Leave out the pictures and copy each record below exactly.

[Entries with figure data]
————

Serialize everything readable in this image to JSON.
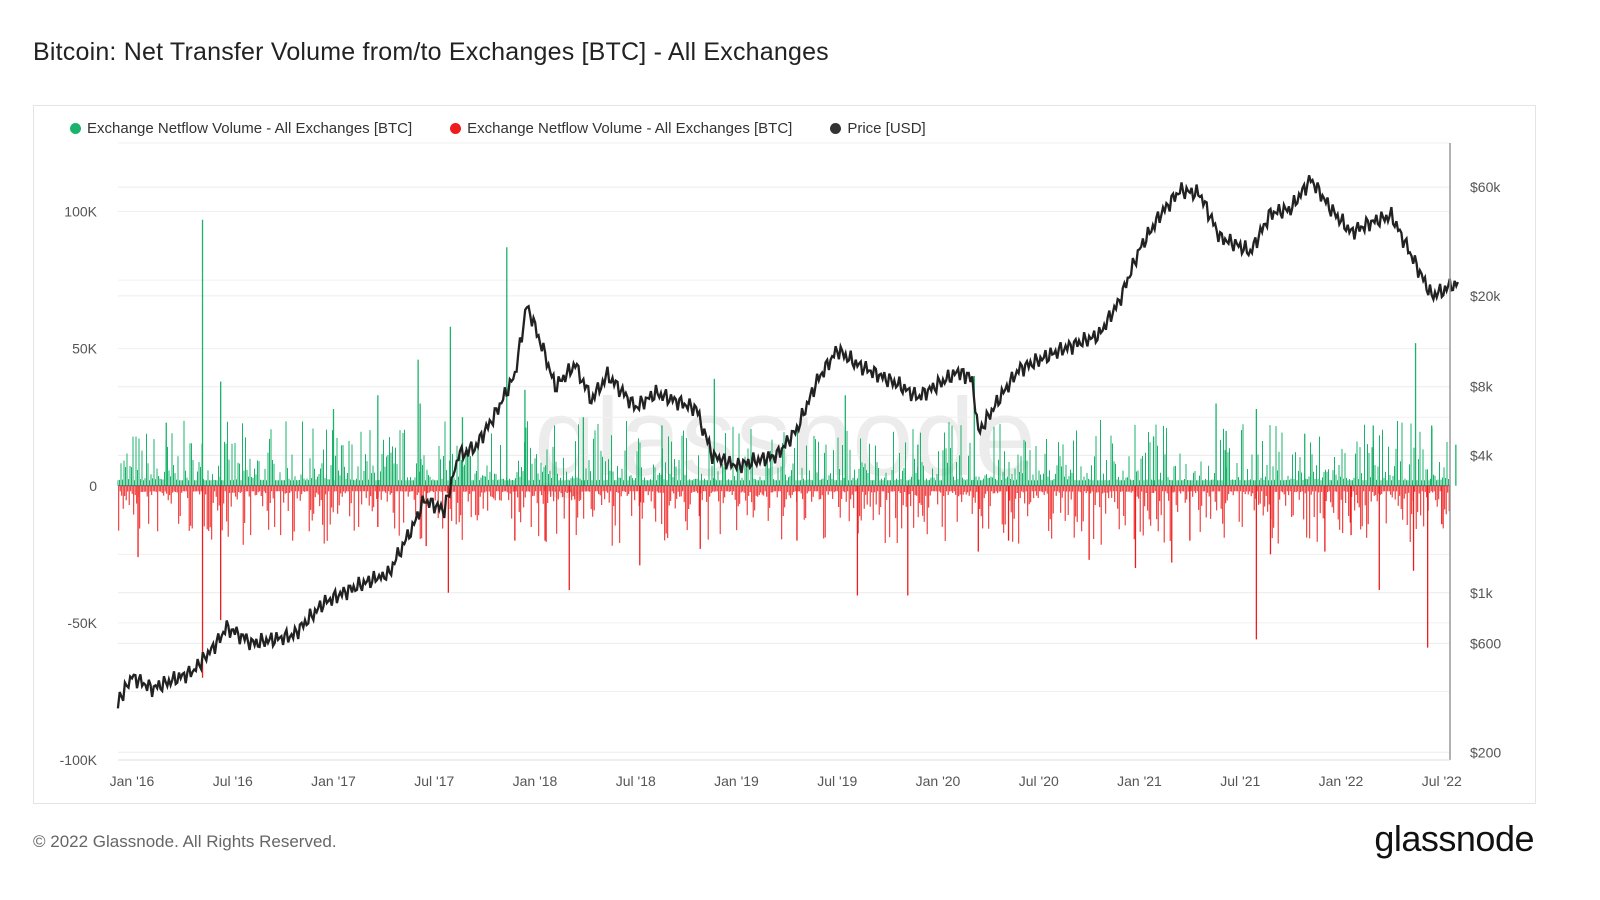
{
  "title": "Bitcoin: Net Transfer Volume from/to Exchanges [BTC] - All Exchanges",
  "footer": "© 2022 Glassnode. All Rights Reserved.",
  "logo_text": "glassnode",
  "watermark": "glassnode",
  "colors": {
    "inflow": "#1bb26b",
    "outflow": "#ee1c1c",
    "price": "#222222"
  },
  "chart_data": {
    "type": "bar+line",
    "title": "Bitcoin: Net Transfer Volume from/to Exchanges [BTC] - All Exchanges",
    "legend": [
      {
        "label": "Exchange Netflow Volume - All Exchanges [BTC]",
        "color": "#1bb26b"
      },
      {
        "label": "Exchange Netflow Volume - All Exchanges [BTC]",
        "color": "#ee1c1c"
      },
      {
        "label": "Price [USD]",
        "color": "#333333"
      }
    ],
    "legend_position": "top-left",
    "x_range": [
      2015.93,
      2022.58
    ],
    "x_ticks": [
      {
        "t": 2016.0,
        "label": "Jan '16"
      },
      {
        "t": 2016.5,
        "label": "Jul '16"
      },
      {
        "t": 2017.0,
        "label": "Jan '17"
      },
      {
        "t": 2017.5,
        "label": "Jul '17"
      },
      {
        "t": 2018.0,
        "label": "Jan '18"
      },
      {
        "t": 2018.5,
        "label": "Jul '18"
      },
      {
        "t": 2019.0,
        "label": "Jan '19"
      },
      {
        "t": 2019.5,
        "label": "Jul '19"
      },
      {
        "t": 2020.0,
        "label": "Jan '20"
      },
      {
        "t": 2020.5,
        "label": "Jul '20"
      },
      {
        "t": 2021.0,
        "label": "Jan '21"
      },
      {
        "t": 2021.5,
        "label": "Jul '21"
      },
      {
        "t": 2022.0,
        "label": "Jan '22"
      },
      {
        "t": 2022.5,
        "label": "Jul '22"
      }
    ],
    "y_left": {
      "range": [
        -100000,
        125000
      ],
      "ticks": [
        {
          "v": 100000,
          "label": "100K"
        },
        {
          "v": 50000,
          "label": "50K"
        },
        {
          "v": 0,
          "label": "0"
        },
        {
          "v": -50000,
          "label": "-50K"
        },
        {
          "v": -100000,
          "label": "-100K"
        }
      ]
    },
    "y_right": {
      "scale": "log",
      "range": [
        185,
        93600
      ],
      "ticks": [
        {
          "v": 60000,
          "label": "$60k"
        },
        {
          "v": 20000,
          "label": "$20k"
        },
        {
          "v": 8000,
          "label": "$8k"
        },
        {
          "v": 4000,
          "label": "$4k"
        },
        {
          "v": 1000,
          "label": "$1k"
        },
        {
          "v": 600,
          "label": "$600"
        },
        {
          "v": 200,
          "label": "$200"
        }
      ]
    },
    "netflow_spikes": [
      [
        2016.35,
        97000
      ],
      [
        2016.35,
        -70000
      ],
      [
        2016.44,
        38000
      ],
      [
        2016.44,
        -49000
      ],
      [
        2016.03,
        -26000
      ],
      [
        2016.17,
        23000
      ],
      [
        2017.0,
        28000
      ],
      [
        2017.22,
        33000
      ],
      [
        2017.22,
        -15000
      ],
      [
        2017.42,
        46000
      ],
      [
        2017.43,
        30000
      ],
      [
        2017.46,
        -22000
      ],
      [
        2017.58,
        58000
      ],
      [
        2017.57,
        -39000
      ],
      [
        2017.64,
        25000
      ],
      [
        2017.86,
        87000
      ],
      [
        2017.9,
        -20000
      ],
      [
        2017.95,
        35000
      ],
      [
        2018.05,
        -20000
      ],
      [
        2018.17,
        -38000
      ],
      [
        2018.24,
        25000
      ],
      [
        2018.52,
        -29000
      ],
      [
        2018.63,
        22000
      ],
      [
        2018.82,
        -23000
      ],
      [
        2018.89,
        39000
      ],
      [
        2019.3,
        -20000
      ],
      [
        2019.54,
        33000
      ],
      [
        2019.6,
        -40000
      ],
      [
        2019.85,
        -40000
      ],
      [
        2019.9,
        15000
      ],
      [
        2020.18,
        40000
      ],
      [
        2020.2,
        -24000
      ],
      [
        2020.35,
        -20000
      ],
      [
        2020.75,
        -27000
      ],
      [
        2020.98,
        -30000
      ],
      [
        2021.07,
        18000
      ],
      [
        2021.16,
        -28000
      ],
      [
        2021.25,
        -20000
      ],
      [
        2021.38,
        30000
      ],
      [
        2021.43,
        20000
      ],
      [
        2021.58,
        28000
      ],
      [
        2021.58,
        -56000
      ],
      [
        2021.65,
        -25000
      ],
      [
        2021.82,
        19000
      ],
      [
        2021.92,
        -24000
      ],
      [
        2022.05,
        -18000
      ],
      [
        2022.16,
        22000
      ],
      [
        2022.19,
        -38000
      ],
      [
        2022.36,
        -31000
      ],
      [
        2022.37,
        52000
      ],
      [
        2022.43,
        -59000
      ],
      [
        2022.45,
        22000
      ],
      [
        2022.5,
        -14000
      ],
      [
        2022.57,
        15000
      ]
    ],
    "price_usd": [
      [
        2015.93,
        330
      ],
      [
        2016.0,
        430
      ],
      [
        2016.1,
        380
      ],
      [
        2016.3,
        450
      ],
      [
        2016.42,
        600
      ],
      [
        2016.47,
        706
      ],
      [
        2016.6,
        600
      ],
      [
        2016.8,
        650
      ],
      [
        2016.95,
        900
      ],
      [
        2017.05,
        1000
      ],
      [
        2017.2,
        1150
      ],
      [
        2017.27,
        1200
      ],
      [
        2017.4,
        2000
      ],
      [
        2017.45,
        2550
      ],
      [
        2017.55,
        2300
      ],
      [
        2017.62,
        4000
      ],
      [
        2017.7,
        4300
      ],
      [
        2017.8,
        6000
      ],
      [
        2017.9,
        9000
      ],
      [
        2017.96,
        18300
      ],
      [
        2018.05,
        11000
      ],
      [
        2018.1,
        8000
      ],
      [
        2018.2,
        10000
      ],
      [
        2018.28,
        7000
      ],
      [
        2018.36,
        9000
      ],
      [
        2018.5,
        6500
      ],
      [
        2018.6,
        7500
      ],
      [
        2018.8,
        6400
      ],
      [
        2018.88,
        4000
      ],
      [
        2019.0,
        3600
      ],
      [
        2019.2,
        4000
      ],
      [
        2019.3,
        5200
      ],
      [
        2019.4,
        8500
      ],
      [
        2019.5,
        11600
      ],
      [
        2019.6,
        10000
      ],
      [
        2019.8,
        8200
      ],
      [
        2019.9,
        7200
      ],
      [
        2020.1,
        9300
      ],
      [
        2020.17,
        8700
      ],
      [
        2020.2,
        5000
      ],
      [
        2020.3,
        7000
      ],
      [
        2020.4,
        9500
      ],
      [
        2020.6,
        11500
      ],
      [
        2020.8,
        13500
      ],
      [
        2020.9,
        19000
      ],
      [
        2021.0,
        32000
      ],
      [
        2021.1,
        45000
      ],
      [
        2021.2,
        58000
      ],
      [
        2021.3,
        56000
      ],
      [
        2021.4,
        36000
      ],
      [
        2021.5,
        33000
      ],
      [
        2021.55,
        31000
      ],
      [
        2021.65,
        46000
      ],
      [
        2021.75,
        48000
      ],
      [
        2021.85,
        65000
      ],
      [
        2021.95,
        48000
      ],
      [
        2022.05,
        38000
      ],
      [
        2022.15,
        42000
      ],
      [
        2022.25,
        45000
      ],
      [
        2022.35,
        30000
      ],
      [
        2022.45,
        20000
      ],
      [
        2022.5,
        21000
      ],
      [
        2022.58,
        23000
      ]
    ]
  }
}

————

[Written reply]
Serialize everything readable in this image to JSON.
{
  "title": "Bitcoin: Net Transfer Volume from/to Exchanges [BTC] - All Exchanges",
  "footer": "© 2022 Glassnode. All Rights Reserved.",
  "logo_text": "glassnode",
  "watermark": "glassnode",
  "colors": {
    "inflow": "#1bb26b",
    "outflow": "#ee1c1c",
    "price": "#222222"
  },
  "chart_data": {
    "type": "bar+line",
    "title": "Bitcoin: Net Transfer Volume from/to Exchanges [BTC] - All Exchanges",
    "legend": [
      {
        "label": "Exchange Netflow Volume - All Exchanges [BTC]",
        "color": "#1bb26b"
      },
      {
        "label": "Exchange Netflow Volume - All Exchanges [BTC]",
        "color": "#ee1c1c"
      },
      {
        "label": "Price [USD]",
        "color": "#333333"
      }
    ],
    "legend_position": "top-left",
    "x_range": [
      2015.93,
      2022.58
    ],
    "x_ticks": [
      {
        "t": 2016.0,
        "label": "Jan '16"
      },
      {
        "t": 2016.5,
        "label": "Jul '16"
      },
      {
        "t": 2017.0,
        "label": "Jan '17"
      },
      {
        "t": 2017.5,
        "label": "Jul '17"
      },
      {
        "t": 2018.0,
        "label": "Jan '18"
      },
      {
        "t": 2018.5,
        "label": "Jul '18"
      },
      {
        "t": 2019.0,
        "label": "Jan '19"
      },
      {
        "t": 2019.5,
        "label": "Jul '19"
      },
      {
        "t": 2020.0,
        "label": "Jan '20"
      },
      {
        "t": 2020.5,
        "label": "Jul '20"
      },
      {
        "t": 2021.0,
        "label": "Jan '21"
      },
      {
        "t": 2021.5,
        "label": "Jul '21"
      },
      {
        "t": 2022.0,
        "label": "Jan '22"
      },
      {
        "t": 2022.5,
        "label": "Jul '22"
      }
    ],
    "y_left": {
      "range": [
        -100000,
        125000
      ],
      "ticks": [
        {
          "v": 100000,
          "label": "100K"
        },
        {
          "v": 50000,
          "label": "50K"
        },
        {
          "v": 0,
          "label": "0"
        },
        {
          "v": -50000,
          "label": "-50K"
        },
        {
          "v": -100000,
          "label": "-100K"
        }
      ]
    },
    "y_right": {
      "scale": "log",
      "range": [
        185,
        93600
      ],
      "ticks": [
        {
          "v": 60000,
          "label": "$60k"
        },
        {
          "v": 20000,
          "label": "$20k"
        },
        {
          "v": 8000,
          "label": "$8k"
        },
        {
          "v": 4000,
          "label": "$4k"
        },
        {
          "v": 1000,
          "label": "$1k"
        },
        {
          "v": 600,
          "label": "$600"
        },
        {
          "v": 200,
          "label": "$200"
        }
      ]
    },
    "netflow_spikes": [
      [
        2016.35,
        97000
      ],
      [
        2016.35,
        -70000
      ],
      [
        2016.44,
        38000
      ],
      [
        2016.44,
        -49000
      ],
      [
        2016.03,
        -26000
      ],
      [
        2016.17,
        23000
      ],
      [
        2017.0,
        28000
      ],
      [
        2017.22,
        33000
      ],
      [
        2017.22,
        -15000
      ],
      [
        2017.42,
        46000
      ],
      [
        2017.43,
        30000
      ],
      [
        2017.46,
        -22000
      ],
      [
        2017.58,
        58000
      ],
      [
        2017.57,
        -39000
      ],
      [
        2017.64,
        25000
      ],
      [
        2017.86,
        87000
      ],
      [
        2017.9,
        -20000
      ],
      [
        2017.95,
        35000
      ],
      [
        2018.05,
        -20000
      ],
      [
        2018.17,
        -38000
      ],
      [
        2018.24,
        25000
      ],
      [
        2018.52,
        -29000
      ],
      [
        2018.63,
        22000
      ],
      [
        2018.82,
        -23000
      ],
      [
        2018.89,
        39000
      ],
      [
        2019.3,
        -20000
      ],
      [
        2019.54,
        33000
      ],
      [
        2019.6,
        -40000
      ],
      [
        2019.85,
        -40000
      ],
      [
        2019.9,
        15000
      ],
      [
        2020.18,
        40000
      ],
      [
        2020.2,
        -24000
      ],
      [
        2020.35,
        -20000
      ],
      [
        2020.75,
        -27000
      ],
      [
        2020.98,
        -30000
      ],
      [
        2021.07,
        18000
      ],
      [
        2021.16,
        -28000
      ],
      [
        2021.25,
        -20000
      ],
      [
        2021.38,
        30000
      ],
      [
        2021.43,
        20000
      ],
      [
        2021.58,
        28000
      ],
      [
        2021.58,
        -56000
      ],
      [
        2021.65,
        -25000
      ],
      [
        2021.82,
        19000
      ],
      [
        2021.92,
        -24000
      ],
      [
        2022.05,
        -18000
      ],
      [
        2022.16,
        22000
      ],
      [
        2022.19,
        -38000
      ],
      [
        2022.36,
        -31000
      ],
      [
        2022.37,
        52000
      ],
      [
        2022.43,
        -59000
      ],
      [
        2022.45,
        22000
      ],
      [
        2022.5,
        -14000
      ],
      [
        2022.57,
        15000
      ]
    ],
    "price_usd": [
      [
        2015.93,
        330
      ],
      [
        2016.0,
        430
      ],
      [
        2016.1,
        380
      ],
      [
        2016.3,
        450
      ],
      [
        2016.42,
        600
      ],
      [
        2016.47,
        706
      ],
      [
        2016.6,
        600
      ],
      [
        2016.8,
        650
      ],
      [
        2016.95,
        900
      ],
      [
        2017.05,
        1000
      ],
      [
        2017.2,
        1150
      ],
      [
        2017.27,
        1200
      ],
      [
        2017.4,
        2000
      ],
      [
        2017.45,
        2550
      ],
      [
        2017.55,
        2300
      ],
      [
        2017.62,
        4000
      ],
      [
        2017.7,
        4300
      ],
      [
        2017.8,
        6000
      ],
      [
        2017.9,
        9000
      ],
      [
        2017.96,
        18300
      ],
      [
        2018.05,
        11000
      ],
      [
        2018.1,
        8000
      ],
      [
        2018.2,
        10000
      ],
      [
        2018.28,
        7000
      ],
      [
        2018.36,
        9000
      ],
      [
        2018.5,
        6500
      ],
      [
        2018.6,
        7500
      ],
      [
        2018.8,
        6400
      ],
      [
        2018.88,
        4000
      ],
      [
        2019.0,
        3600
      ],
      [
        2019.2,
        4000
      ],
      [
        2019.3,
        5200
      ],
      [
        2019.4,
        8500
      ],
      [
        2019.5,
        11600
      ],
      [
        2019.6,
        10000
      ],
      [
        2019.8,
        8200
      ],
      [
        2019.9,
        7200
      ],
      [
        2020.1,
        9300
      ],
      [
        2020.17,
        8700
      ],
      [
        2020.2,
        5000
      ],
      [
        2020.3,
        7000
      ],
      [
        2020.4,
        9500
      ],
      [
        2020.6,
        11500
      ],
      [
        2020.8,
        13500
      ],
      [
        2020.9,
        19000
      ],
      [
        2021.0,
        32000
      ],
      [
        2021.1,
        45000
      ],
      [
        2021.2,
        58000
      ],
      [
        2021.3,
        56000
      ],
      [
        2021.4,
        36000
      ],
      [
        2021.5,
        33000
      ],
      [
        2021.55,
        31000
      ],
      [
        2021.65,
        46000
      ],
      [
        2021.75,
        48000
      ],
      [
        2021.85,
        65000
      ],
      [
        2021.95,
        48000
      ],
      [
        2022.05,
        38000
      ],
      [
        2022.15,
        42000
      ],
      [
        2022.25,
        45000
      ],
      [
        2022.35,
        30000
      ],
      [
        2022.45,
        20000
      ],
      [
        2022.5,
        21000
      ],
      [
        2022.58,
        23000
      ]
    ]
  }
}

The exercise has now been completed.